Dataset items

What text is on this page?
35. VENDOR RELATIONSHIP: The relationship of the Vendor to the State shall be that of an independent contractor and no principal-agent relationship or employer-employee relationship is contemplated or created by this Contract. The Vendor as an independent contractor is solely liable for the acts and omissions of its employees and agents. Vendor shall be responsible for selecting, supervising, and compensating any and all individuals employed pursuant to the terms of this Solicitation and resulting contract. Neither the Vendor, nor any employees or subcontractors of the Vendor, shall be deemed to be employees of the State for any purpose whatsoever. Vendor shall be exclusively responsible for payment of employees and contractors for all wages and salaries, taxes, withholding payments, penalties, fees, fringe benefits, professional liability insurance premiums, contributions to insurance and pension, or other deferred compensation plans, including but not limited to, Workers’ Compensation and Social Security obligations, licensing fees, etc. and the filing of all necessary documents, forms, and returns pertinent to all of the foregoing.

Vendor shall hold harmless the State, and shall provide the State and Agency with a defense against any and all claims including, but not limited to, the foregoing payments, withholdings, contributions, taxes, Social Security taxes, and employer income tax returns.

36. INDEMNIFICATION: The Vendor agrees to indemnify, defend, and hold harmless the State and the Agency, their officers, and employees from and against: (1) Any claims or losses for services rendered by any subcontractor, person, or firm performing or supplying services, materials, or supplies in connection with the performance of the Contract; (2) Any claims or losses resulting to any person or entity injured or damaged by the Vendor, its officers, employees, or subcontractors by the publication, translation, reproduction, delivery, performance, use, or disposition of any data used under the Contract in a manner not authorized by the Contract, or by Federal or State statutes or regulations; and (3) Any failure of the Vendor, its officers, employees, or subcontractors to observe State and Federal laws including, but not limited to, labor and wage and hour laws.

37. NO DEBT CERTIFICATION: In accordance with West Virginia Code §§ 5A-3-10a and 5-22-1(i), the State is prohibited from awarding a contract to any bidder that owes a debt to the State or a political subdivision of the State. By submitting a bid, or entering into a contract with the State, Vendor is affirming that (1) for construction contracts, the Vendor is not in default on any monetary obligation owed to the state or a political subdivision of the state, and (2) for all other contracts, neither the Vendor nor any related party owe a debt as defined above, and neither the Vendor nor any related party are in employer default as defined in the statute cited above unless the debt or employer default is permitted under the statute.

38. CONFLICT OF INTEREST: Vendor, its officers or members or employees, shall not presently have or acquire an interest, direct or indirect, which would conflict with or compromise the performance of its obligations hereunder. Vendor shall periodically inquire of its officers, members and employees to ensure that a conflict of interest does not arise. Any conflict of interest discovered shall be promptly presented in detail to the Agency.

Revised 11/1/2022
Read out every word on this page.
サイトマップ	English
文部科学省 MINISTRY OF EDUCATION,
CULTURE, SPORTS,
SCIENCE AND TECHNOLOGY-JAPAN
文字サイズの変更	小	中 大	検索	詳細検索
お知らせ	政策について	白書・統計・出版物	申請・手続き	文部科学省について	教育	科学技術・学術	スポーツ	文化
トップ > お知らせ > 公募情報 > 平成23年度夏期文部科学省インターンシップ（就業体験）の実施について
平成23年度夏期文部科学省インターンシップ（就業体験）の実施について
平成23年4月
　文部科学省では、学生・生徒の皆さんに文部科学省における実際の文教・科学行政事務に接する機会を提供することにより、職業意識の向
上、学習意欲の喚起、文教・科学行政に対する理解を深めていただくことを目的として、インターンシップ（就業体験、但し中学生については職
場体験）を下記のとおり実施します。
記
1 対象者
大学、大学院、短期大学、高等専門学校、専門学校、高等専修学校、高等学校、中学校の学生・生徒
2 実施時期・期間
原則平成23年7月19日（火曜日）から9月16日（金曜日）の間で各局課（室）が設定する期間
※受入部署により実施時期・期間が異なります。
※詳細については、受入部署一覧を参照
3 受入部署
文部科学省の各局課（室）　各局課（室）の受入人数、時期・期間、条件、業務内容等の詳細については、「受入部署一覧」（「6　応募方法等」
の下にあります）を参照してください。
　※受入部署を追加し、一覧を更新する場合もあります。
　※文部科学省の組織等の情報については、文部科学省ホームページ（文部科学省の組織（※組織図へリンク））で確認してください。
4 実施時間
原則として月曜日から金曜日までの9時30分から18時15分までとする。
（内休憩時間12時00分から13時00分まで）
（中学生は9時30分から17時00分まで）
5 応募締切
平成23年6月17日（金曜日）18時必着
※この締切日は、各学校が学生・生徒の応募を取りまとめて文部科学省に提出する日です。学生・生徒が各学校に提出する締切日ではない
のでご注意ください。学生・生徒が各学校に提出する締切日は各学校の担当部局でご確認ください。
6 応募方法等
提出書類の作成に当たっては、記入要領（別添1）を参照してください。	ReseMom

* * *

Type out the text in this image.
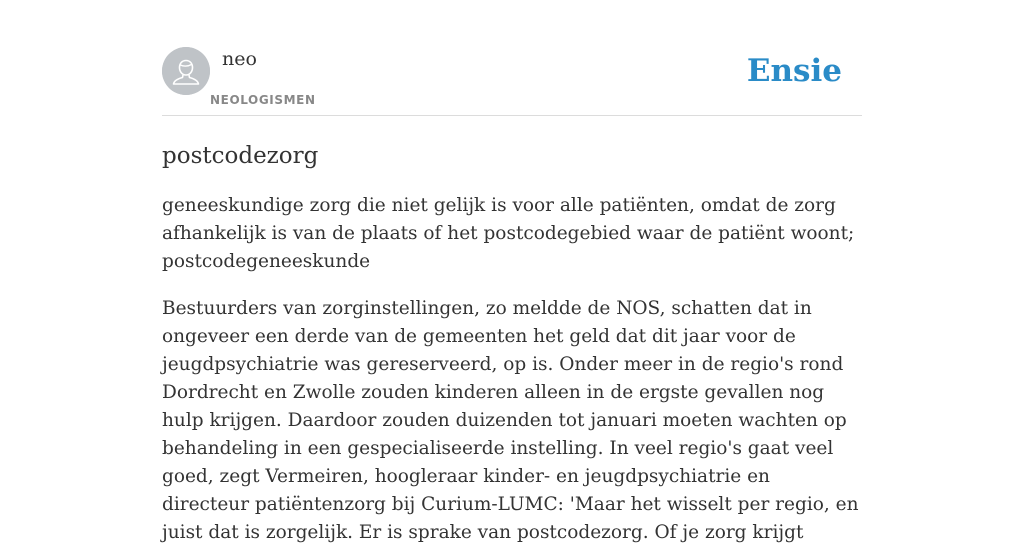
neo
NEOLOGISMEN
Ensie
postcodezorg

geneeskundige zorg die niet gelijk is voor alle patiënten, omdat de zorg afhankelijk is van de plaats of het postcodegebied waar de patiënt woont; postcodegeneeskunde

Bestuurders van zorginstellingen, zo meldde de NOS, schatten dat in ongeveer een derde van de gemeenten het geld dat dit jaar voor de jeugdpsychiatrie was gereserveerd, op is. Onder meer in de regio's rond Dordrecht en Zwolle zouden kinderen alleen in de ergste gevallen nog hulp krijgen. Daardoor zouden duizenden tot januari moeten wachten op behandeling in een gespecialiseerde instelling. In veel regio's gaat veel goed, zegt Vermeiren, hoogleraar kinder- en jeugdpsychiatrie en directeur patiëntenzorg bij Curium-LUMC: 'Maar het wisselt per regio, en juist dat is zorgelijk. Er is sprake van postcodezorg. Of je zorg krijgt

Task to complete
Single out each line of the records above with the string "就業体験" in it, and copy it.

Written reply
トップ > お知らせ > 公募情報 > 平成23年度夏期文部科学省インターンシップ（就業体験）の実施について
平成23年度夏期文部科学省インターンシップ（就業体験）の実施について
上、学習意欲の喚起、文教・科学行政に対する理解を深めていただくことを目的として、インターンシップ（就業体験、但し中学生については職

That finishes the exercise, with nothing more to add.